Retype the material in full, keeping every word the same.

**RECORDS TO PROCESS:**
---+---

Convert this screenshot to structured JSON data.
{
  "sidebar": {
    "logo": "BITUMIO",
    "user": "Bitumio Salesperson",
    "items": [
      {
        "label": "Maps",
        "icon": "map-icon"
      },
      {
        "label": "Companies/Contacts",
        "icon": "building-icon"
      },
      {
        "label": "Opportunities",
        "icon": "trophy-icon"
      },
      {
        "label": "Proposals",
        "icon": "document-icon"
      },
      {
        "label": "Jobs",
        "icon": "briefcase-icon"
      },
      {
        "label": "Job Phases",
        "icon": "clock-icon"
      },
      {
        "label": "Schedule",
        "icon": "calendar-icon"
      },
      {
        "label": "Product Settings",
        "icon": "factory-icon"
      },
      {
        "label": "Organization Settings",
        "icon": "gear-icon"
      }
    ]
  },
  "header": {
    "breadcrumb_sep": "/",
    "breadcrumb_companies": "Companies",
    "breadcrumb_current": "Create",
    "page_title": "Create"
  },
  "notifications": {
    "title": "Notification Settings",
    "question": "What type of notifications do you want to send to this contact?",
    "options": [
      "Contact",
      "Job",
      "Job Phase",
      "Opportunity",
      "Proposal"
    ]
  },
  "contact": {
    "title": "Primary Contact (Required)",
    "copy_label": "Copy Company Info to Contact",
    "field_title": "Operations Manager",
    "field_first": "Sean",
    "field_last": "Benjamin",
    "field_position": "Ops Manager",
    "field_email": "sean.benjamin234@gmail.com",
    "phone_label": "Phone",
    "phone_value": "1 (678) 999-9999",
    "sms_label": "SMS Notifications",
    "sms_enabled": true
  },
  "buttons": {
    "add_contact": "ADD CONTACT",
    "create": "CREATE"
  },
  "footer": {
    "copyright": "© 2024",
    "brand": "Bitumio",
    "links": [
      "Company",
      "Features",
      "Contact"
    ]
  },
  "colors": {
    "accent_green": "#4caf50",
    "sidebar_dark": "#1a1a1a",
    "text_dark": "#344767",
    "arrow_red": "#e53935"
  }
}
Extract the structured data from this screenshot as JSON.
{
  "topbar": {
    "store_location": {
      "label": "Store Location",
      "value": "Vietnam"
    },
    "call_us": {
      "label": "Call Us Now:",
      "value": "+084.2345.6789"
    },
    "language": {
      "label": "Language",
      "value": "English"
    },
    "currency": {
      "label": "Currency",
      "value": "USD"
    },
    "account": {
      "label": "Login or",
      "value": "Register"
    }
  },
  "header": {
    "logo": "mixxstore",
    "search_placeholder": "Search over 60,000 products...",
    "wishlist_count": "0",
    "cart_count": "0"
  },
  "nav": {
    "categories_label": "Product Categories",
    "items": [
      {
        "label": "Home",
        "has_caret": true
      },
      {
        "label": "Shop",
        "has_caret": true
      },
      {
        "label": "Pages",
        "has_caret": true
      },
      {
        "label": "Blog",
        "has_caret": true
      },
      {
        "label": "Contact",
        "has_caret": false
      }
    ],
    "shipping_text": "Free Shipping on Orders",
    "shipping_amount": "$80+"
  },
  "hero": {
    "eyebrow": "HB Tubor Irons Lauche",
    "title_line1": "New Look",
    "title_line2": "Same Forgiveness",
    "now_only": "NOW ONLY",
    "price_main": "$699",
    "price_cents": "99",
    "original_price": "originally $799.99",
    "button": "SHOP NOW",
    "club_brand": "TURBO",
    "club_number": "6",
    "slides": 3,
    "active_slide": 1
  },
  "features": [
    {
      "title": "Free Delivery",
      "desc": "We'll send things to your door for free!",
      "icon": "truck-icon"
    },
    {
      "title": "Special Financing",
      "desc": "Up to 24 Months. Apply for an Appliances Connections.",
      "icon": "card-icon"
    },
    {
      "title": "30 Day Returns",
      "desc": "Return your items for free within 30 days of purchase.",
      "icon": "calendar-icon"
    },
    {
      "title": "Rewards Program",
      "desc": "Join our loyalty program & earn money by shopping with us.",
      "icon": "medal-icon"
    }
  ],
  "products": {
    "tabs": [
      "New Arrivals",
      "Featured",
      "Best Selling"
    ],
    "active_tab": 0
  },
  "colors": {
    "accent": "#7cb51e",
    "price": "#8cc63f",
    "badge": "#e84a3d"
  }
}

---+---

**RESPONSE:**
Convert this screenshot to structured JSON data.
{
  "sidebar": {
    "logo": "BITUMIO",
    "user": "Bitumio Salesperson",
    "items": [
      {
        "label": "Maps",
        "icon": "map-icon"
      },
      {
        "label": "Companies/Contacts",
        "icon": "building-icon"
      },
      {
        "label": "Opportunities",
        "icon": "trophy-icon"
      },
      {
        "label": "Proposals",
        "icon": "document-icon"
      },
      {
        "label": "Jobs",
        "icon": "briefcase-icon"
      },
      {
        "label": "Job Phases",
        "icon": "clock-icon"
      },
      {
        "label": "Schedule",
        "icon": "calendar-icon"
      },
      {
        "label": "Product Settings",
        "icon": "factory-icon"
      },
      {
        "label": "Organization Settings",
        "icon": "gear-icon"
      }
    ]
  },
  "header": {
    "breadcrumb_sep": "/",
    "breadcrumb_companies": "Companies",
    "breadcrumb_current": "Create",
    "page_title": "Create"
  },
  "notifications": {
    "title": "Notification Settings",
    "question": "What type of notifications do you want to send to this contact?",
    "options": [
      "Contact",
      "Job",
      "Job Phase",
      "Opportunity",
      "Proposal"
    ]
  },
  "contact": {
    "title": "Primary Contact (Required)",
    "copy_label": "Copy Company Info to Contact",
    "field_title": "Operations Manager",
    "field_first": "Sean",
    "field_last": "Benjamin",
    "field_position": "Ops Manager",
    "field_email": "sean.benjamin234@gmail.com",
    "phone_label": "Phone",
    "phone_value": "1 (678) 999-9999",
    "sms_label": "SMS Notifications",
    "sms_enabled": true
  },
  "buttons": {
    "add_contact": "ADD CONTACT",
    "create": "CREATE"
  },
  "footer": {
    "copyright": "© 2024",
    "brand": "Bitumio",
    "links": [
      "Company",
      "Features",
      "Contact"
    ]
  },
  "colors": {
    "accent_green": "#4caf50",
    "sidebar_dark": "#1a1a1a",
    "text_dark": "#344767",
    "arrow_red": "#e53935"
  }
}
Extract the structured data from this screenshot as JSON.
{
  "topbar": {
    "store_location": {
      "label": "Store Location",
      "value": "Vietnam"
    },
    "call_us": {
      "label": "Call Us Now:",
      "value": "+084.2345.6789"
    },
    "language": {
      "label": "Language",
      "value": "English"
    },
    "currency": {
      "label": "Currency",
      "value": "USD"
    },
    "account": {
      "label": "Login or",
      "value": "Register"
    }
  },
  "header": {
    "logo": "mixxstore",
    "search_placeholder": "Search over 60,000 products...",
    "wishlist_count": "0",
    "cart_count": "0"
  },
  "nav": {
    "categories_label": "Product Categories",
    "items": [
      {
        "label": "Home",
        "has_caret": true
      },
      {
        "label": "Shop",
        "has_caret": true
      },
      {
        "label": "Pages",
        "has_caret": true
      },
      {
        "label": "Blog",
        "has_caret": true
      },
      {
        "label": "Contact",
        "has_caret": false
      }
    ],
    "shipping_text": "Free Shipping on Orders",
    "shipping_amount": "$80+"
  },
  "hero": {
    "eyebrow": "HB Tubor Irons Lauche",
    "title_line1": "New Look",
    "title_line2": "Same Forgiveness",
    "now_only": "NOW ONLY",
    "price_main": "$699",
    "price_cents": "99",
    "original_price": "originally $799.99",
    "button": "SHOP NOW",
    "club_brand": "TURBO",
    "club_number": "6",
    "slides": 3,
    "active_slide": 1
  },
  "features": [
    {
      "title": "Free Delivery",
      "desc": "We'll send things to your door for free!",
      "icon": "truck-icon"
    },
    {
      "title": "Special Financing",
      "desc": "Up to 24 Months. Apply for an Appliances Connections.",
      "icon": "card-icon"
    },
    {
      "title": "30 Day Returns",
      "desc": "Return your items for free within 30 days of purchase.",
      "icon": "calendar-icon"
    },
    {
      "title": "Rewards Program",
      "desc": "Join our loyalty program & earn money by shopping with us.",
      "icon": "medal-icon"
    }
  ],
  "products": {
    "tabs": [
      "New Arrivals",
      "Featured",
      "Best Selling"
    ],
    "active_tab": 0
  },
  "colors": {
    "accent": "#7cb51e",
    "price": "#8cc63f",
    "badge": "#e84a3d"
  }
}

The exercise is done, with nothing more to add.